**Document section**
Pixel Diffusion Model

A conditional Denoising Diffusion Probabilistic Model (DDPM) for generating 16x16 pixel art sprites with class-based control and real-time visualization.

Try the Live Demo on Hugging Face | View Training Notebook on Kaggle

Overview

This project operates in two phases: a training phase (detailed in Training.ipynb) and an inference/application phase (detailed in app.py). The model from the first phase is loaded into the second to create an interactive application for generating pixel art sprites.

How It Works: A Detailed Breakdown

The core of this project is a conditional Denoising Diffusion Probabilistic Model (DDPM). The process can be broken down into data handling, model architecture, training, and inference.

1. Data and Scheduling

Data Handling: The model is trained on 16x16 pixel art sprites. The PixelArtDataset class in the training notebook is custom-built for this data.
Noise Schedule: A DiffusionSchedule class implements a cosine noise schedule. This defines how noise is added to an image over T=1000 timesteps. The model's job is to learn how to reverse this process, starting from pure noise and gradually denoising it back to a clean image.

2. The Model: `ContextUNet`

The model's "brain" is the ContextUNet. This architecture is specifically designed to handle and be controlled by external information.

U-Net Structure: It is a standard U-Net with a downsampling path, a bottleneck, and an upsampling path. Skip-connections link the downsampling layers to the upsampling layers, which helps the model preserve fine details (crucial for pixel art).
Context Injection: This is the "Context" part of the name. The model is given three pieces of information at every step:
1. The Noisy Image (x_t): The current image at timestep t.
2. The Timestep (t): The model needs to know how much noise is in the image to remove the correct amount. The timestep t is passed through its own small neural network (time_mlp) to create a "time embedding".
3. The Class Condition (c): This is the control mechanism. The desired class (e.g., "Characters" or "Monsters") is provided as an integer ID. This ID is passed through an nn.Embedding layer (label_emb) to create a "class embedding".
Embedding Combination: The time embedding and class embedding are added together (emb = t_emb + c_emb). This combined context vector is then injected into every single ResidualBlock throughout the U-Net. This means at every stage of processing, the model is constantly reminded of what it is supposed to be drawing and how much denoising it needs to do.

3. Training: Learning to Denoise

The training loop in Training.ipynb teaches the model its core task.

A clean image x and its label c are loaded from the dataset.
A random timestep t (from 1 to 1000) is chosen.
The correct amount of noise for timestep t (defined by the cosine schedule) is added to the clean image x, creating the noisy image x_t.
The noisy image x_t, the timestep t, and the label c are all fed into the ContextUNet.
The model's goal is to predict the original noise that was added.
The loss is a simple Mean Squared Error (F.mse_loss) between the model's predicted noise and the actual noise.

4. Inference: Guided Generation

The app.py file uses the trained model to generate new images. This is where Classifier-Free Guidance (CFG) comes into play, a technique that allows for explicit control over the generation.

Start: The process begins with a 16x16 tensor of pure random noise (x = torch.randn(...)).

**Problem set**
A - In the pixel diffusion README, over how many timesteps does the noise schedule add noise to an image?
B - Rewrite the passage of the pixel diffusion README starting at "1. Data and" and ending at "for this data.", substituting "purpose-built" for "custom-built".

**Provided material**
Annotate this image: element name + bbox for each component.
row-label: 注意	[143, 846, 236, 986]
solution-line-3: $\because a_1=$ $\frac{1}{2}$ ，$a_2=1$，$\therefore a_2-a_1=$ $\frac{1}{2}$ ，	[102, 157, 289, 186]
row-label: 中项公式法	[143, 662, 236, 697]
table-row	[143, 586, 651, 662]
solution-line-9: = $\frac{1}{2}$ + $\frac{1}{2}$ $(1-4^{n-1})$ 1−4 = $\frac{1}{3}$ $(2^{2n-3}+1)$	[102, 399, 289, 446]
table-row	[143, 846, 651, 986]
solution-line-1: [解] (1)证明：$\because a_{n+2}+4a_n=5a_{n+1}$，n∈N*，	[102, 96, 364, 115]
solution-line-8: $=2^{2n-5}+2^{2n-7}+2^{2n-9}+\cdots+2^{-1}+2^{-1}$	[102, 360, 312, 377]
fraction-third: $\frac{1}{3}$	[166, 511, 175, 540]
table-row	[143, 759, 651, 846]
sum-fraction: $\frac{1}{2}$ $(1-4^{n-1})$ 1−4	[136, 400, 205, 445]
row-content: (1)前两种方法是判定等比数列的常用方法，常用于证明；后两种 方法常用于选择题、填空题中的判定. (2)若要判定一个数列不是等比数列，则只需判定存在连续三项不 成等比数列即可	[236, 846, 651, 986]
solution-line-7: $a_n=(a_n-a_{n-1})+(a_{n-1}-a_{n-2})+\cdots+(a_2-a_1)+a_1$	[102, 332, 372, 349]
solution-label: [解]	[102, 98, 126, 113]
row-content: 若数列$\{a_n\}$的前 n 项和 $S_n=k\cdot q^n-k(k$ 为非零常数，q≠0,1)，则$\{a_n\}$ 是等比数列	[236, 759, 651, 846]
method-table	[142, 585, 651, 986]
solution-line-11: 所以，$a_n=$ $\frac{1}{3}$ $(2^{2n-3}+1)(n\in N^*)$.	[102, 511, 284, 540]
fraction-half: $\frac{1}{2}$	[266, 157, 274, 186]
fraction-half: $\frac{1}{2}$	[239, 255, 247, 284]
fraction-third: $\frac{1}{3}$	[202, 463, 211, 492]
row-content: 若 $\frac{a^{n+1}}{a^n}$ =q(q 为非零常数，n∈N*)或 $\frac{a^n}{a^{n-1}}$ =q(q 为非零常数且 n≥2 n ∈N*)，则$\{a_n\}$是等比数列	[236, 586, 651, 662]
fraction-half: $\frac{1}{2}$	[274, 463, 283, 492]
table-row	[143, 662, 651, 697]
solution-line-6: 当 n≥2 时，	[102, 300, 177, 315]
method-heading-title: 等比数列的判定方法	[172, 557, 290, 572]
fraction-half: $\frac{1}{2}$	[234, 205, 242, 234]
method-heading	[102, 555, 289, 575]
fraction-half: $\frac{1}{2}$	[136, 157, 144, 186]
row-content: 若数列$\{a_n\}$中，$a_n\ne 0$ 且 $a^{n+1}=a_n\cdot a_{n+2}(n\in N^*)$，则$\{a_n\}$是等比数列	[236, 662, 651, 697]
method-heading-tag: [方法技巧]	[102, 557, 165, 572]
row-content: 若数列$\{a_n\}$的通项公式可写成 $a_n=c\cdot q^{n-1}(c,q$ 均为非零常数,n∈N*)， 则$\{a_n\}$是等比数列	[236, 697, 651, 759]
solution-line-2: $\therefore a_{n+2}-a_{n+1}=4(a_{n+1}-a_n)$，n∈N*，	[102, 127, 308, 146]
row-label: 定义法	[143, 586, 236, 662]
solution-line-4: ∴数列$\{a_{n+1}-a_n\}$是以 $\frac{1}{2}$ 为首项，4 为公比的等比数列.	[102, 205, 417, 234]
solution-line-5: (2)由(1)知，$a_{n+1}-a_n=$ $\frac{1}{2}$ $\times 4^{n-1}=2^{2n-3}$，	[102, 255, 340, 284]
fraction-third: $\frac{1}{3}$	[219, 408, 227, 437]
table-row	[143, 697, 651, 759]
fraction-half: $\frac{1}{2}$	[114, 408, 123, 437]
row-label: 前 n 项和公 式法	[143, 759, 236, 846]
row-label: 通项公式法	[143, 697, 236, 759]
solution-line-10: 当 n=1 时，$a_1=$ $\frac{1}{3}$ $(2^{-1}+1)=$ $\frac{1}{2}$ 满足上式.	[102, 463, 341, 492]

**Answers for the tasks**
A - 1000 timesteps (T=1000).

B -
1. Data and Scheduling

Data Handling: The model is trained on 16x16 pixel art sprites. The PixelArtDataset class in the training notebook is purpose-built for this data.